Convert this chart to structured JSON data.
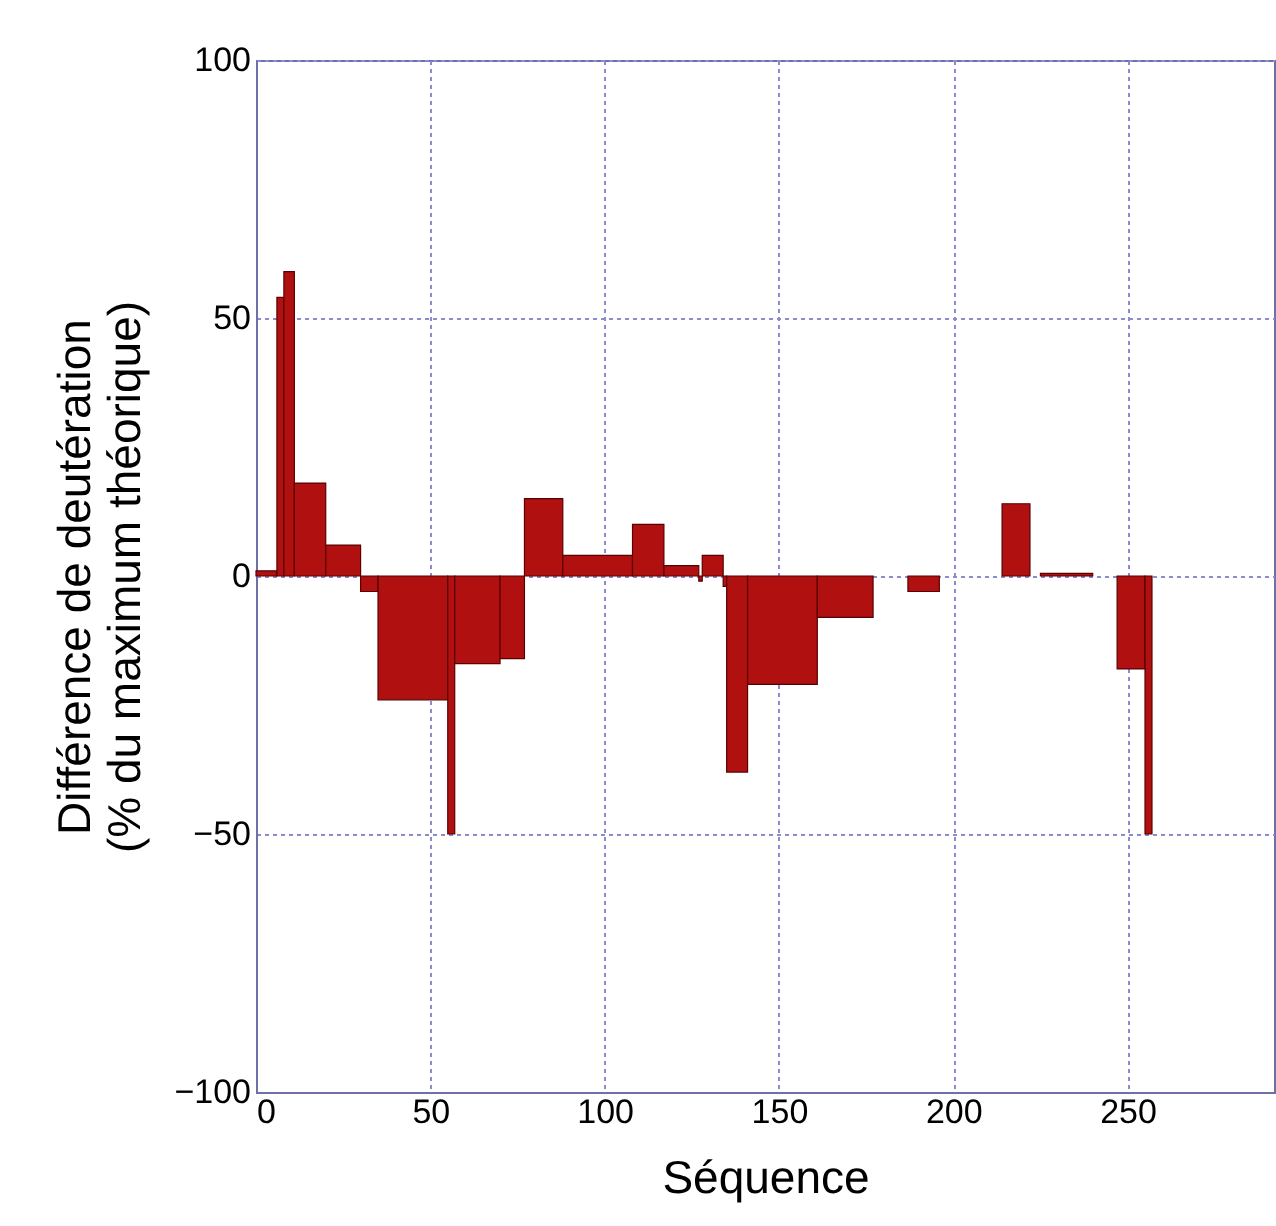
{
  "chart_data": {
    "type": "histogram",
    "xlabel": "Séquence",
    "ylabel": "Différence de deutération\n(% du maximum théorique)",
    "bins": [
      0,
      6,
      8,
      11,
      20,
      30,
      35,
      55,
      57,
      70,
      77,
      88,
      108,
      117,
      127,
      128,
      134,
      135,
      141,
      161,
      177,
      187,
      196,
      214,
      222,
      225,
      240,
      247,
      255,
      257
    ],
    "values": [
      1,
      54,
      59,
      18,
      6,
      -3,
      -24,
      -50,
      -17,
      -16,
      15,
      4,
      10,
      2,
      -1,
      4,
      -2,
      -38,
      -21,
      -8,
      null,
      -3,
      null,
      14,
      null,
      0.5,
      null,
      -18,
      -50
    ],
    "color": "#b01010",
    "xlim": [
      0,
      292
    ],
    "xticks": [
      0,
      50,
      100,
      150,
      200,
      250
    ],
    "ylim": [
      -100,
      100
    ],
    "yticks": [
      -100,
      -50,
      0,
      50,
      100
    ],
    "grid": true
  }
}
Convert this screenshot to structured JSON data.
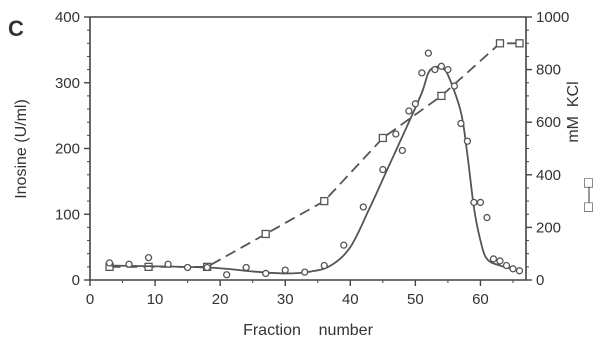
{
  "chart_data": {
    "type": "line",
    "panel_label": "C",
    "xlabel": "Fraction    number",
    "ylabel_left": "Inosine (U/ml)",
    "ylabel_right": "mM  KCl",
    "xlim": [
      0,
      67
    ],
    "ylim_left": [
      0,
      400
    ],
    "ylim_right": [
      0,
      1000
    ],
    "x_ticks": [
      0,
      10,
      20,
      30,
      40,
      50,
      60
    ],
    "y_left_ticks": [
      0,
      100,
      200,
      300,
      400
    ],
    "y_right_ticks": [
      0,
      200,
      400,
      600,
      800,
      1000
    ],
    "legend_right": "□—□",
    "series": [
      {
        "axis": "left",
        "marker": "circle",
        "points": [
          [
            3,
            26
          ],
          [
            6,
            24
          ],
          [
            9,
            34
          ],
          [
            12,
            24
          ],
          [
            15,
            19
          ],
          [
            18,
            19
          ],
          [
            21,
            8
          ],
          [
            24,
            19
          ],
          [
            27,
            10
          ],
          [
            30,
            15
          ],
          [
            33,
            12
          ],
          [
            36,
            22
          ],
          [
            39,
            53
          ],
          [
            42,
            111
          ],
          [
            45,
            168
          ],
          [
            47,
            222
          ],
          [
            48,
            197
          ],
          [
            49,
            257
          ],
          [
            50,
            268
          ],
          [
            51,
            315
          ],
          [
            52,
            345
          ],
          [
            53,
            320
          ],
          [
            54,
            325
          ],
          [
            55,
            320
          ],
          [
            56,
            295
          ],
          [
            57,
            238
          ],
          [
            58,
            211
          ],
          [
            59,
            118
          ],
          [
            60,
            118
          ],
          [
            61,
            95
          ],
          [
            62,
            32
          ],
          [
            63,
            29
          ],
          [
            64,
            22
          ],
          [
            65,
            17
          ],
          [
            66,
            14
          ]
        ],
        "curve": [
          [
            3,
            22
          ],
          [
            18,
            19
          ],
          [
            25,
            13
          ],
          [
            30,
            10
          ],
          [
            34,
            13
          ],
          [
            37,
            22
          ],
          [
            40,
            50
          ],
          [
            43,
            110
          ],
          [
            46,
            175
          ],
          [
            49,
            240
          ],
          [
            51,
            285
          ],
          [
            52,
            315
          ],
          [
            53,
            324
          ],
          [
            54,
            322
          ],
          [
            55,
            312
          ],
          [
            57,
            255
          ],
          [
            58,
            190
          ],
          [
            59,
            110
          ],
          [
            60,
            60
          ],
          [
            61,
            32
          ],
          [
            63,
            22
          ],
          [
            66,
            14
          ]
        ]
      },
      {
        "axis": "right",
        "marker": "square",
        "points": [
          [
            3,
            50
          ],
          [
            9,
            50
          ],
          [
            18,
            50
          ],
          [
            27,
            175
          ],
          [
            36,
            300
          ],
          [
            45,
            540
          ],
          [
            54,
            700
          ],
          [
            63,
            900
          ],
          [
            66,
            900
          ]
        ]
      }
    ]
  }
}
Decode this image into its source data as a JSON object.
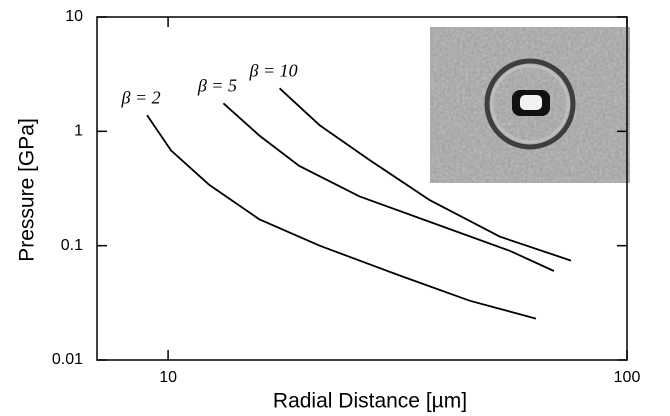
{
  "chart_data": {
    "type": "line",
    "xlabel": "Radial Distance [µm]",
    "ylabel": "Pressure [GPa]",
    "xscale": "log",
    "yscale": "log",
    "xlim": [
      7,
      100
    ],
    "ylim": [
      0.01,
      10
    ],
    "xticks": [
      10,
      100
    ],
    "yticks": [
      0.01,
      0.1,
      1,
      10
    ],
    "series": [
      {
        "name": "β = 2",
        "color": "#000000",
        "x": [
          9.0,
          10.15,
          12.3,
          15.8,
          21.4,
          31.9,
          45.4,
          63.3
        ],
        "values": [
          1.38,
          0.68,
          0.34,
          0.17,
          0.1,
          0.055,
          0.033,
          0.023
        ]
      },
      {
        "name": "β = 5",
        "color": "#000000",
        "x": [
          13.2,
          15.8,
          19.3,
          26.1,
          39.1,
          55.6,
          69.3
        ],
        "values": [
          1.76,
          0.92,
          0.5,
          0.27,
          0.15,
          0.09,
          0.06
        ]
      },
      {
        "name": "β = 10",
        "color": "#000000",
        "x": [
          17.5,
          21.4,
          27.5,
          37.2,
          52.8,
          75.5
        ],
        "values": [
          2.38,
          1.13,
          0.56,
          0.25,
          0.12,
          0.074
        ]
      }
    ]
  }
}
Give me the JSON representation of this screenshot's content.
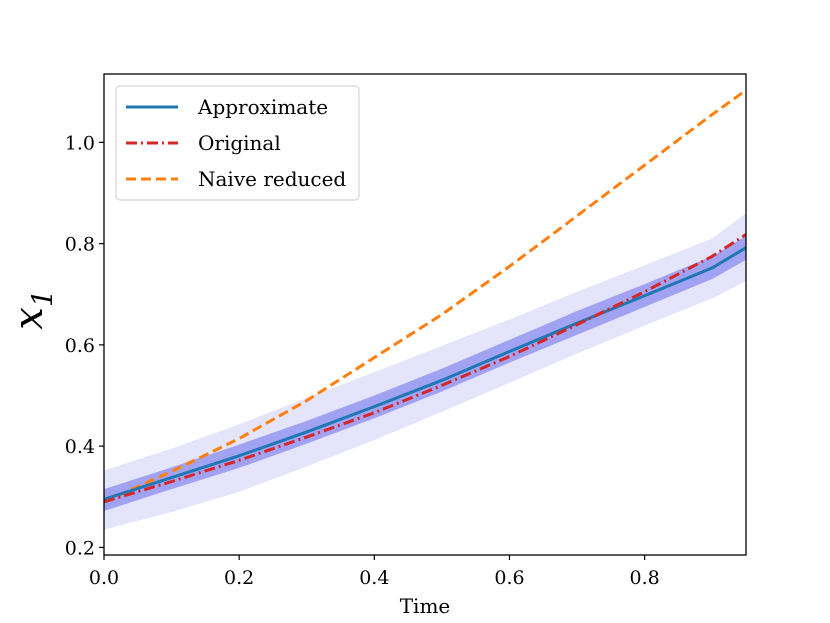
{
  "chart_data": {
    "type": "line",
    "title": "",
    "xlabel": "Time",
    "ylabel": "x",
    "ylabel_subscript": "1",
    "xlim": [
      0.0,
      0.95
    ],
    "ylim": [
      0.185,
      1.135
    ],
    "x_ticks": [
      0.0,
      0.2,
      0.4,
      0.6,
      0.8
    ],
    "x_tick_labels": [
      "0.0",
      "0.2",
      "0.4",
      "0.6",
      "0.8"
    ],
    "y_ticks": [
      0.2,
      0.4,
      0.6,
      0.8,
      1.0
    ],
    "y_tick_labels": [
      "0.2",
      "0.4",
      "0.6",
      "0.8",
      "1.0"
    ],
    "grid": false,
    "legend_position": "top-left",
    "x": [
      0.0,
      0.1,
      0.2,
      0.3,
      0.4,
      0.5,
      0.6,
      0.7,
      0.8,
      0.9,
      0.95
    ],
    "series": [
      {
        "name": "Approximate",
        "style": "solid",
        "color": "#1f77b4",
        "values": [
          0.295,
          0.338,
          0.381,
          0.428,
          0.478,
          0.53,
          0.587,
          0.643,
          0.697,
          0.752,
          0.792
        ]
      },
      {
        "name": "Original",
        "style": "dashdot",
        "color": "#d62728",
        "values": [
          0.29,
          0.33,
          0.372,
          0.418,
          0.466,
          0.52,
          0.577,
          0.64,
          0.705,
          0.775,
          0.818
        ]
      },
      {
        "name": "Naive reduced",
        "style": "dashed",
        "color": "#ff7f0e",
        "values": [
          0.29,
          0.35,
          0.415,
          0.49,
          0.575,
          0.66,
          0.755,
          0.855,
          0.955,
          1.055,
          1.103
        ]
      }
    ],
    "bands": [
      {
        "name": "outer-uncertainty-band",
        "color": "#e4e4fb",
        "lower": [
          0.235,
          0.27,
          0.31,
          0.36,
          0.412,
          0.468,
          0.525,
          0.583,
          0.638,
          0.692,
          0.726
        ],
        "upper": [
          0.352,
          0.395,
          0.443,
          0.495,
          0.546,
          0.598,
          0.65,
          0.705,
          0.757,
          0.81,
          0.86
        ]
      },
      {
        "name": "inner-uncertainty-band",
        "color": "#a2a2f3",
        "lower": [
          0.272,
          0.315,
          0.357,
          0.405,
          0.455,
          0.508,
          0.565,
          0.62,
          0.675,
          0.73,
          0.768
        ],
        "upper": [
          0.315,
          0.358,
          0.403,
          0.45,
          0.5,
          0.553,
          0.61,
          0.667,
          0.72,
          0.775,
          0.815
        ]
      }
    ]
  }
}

- - -

Work required - Where a line in the material contains "name", copy that line.

Task output -
        "name": "β = 2",
        "name": "β = 5",
        "name": "β = 10",
        "name": "Approximate",
        "name": "Original",
        "name": "Naive reduced",
        "name": "outer-uncertainty-band",
        "name": "inner-uncertainty-band",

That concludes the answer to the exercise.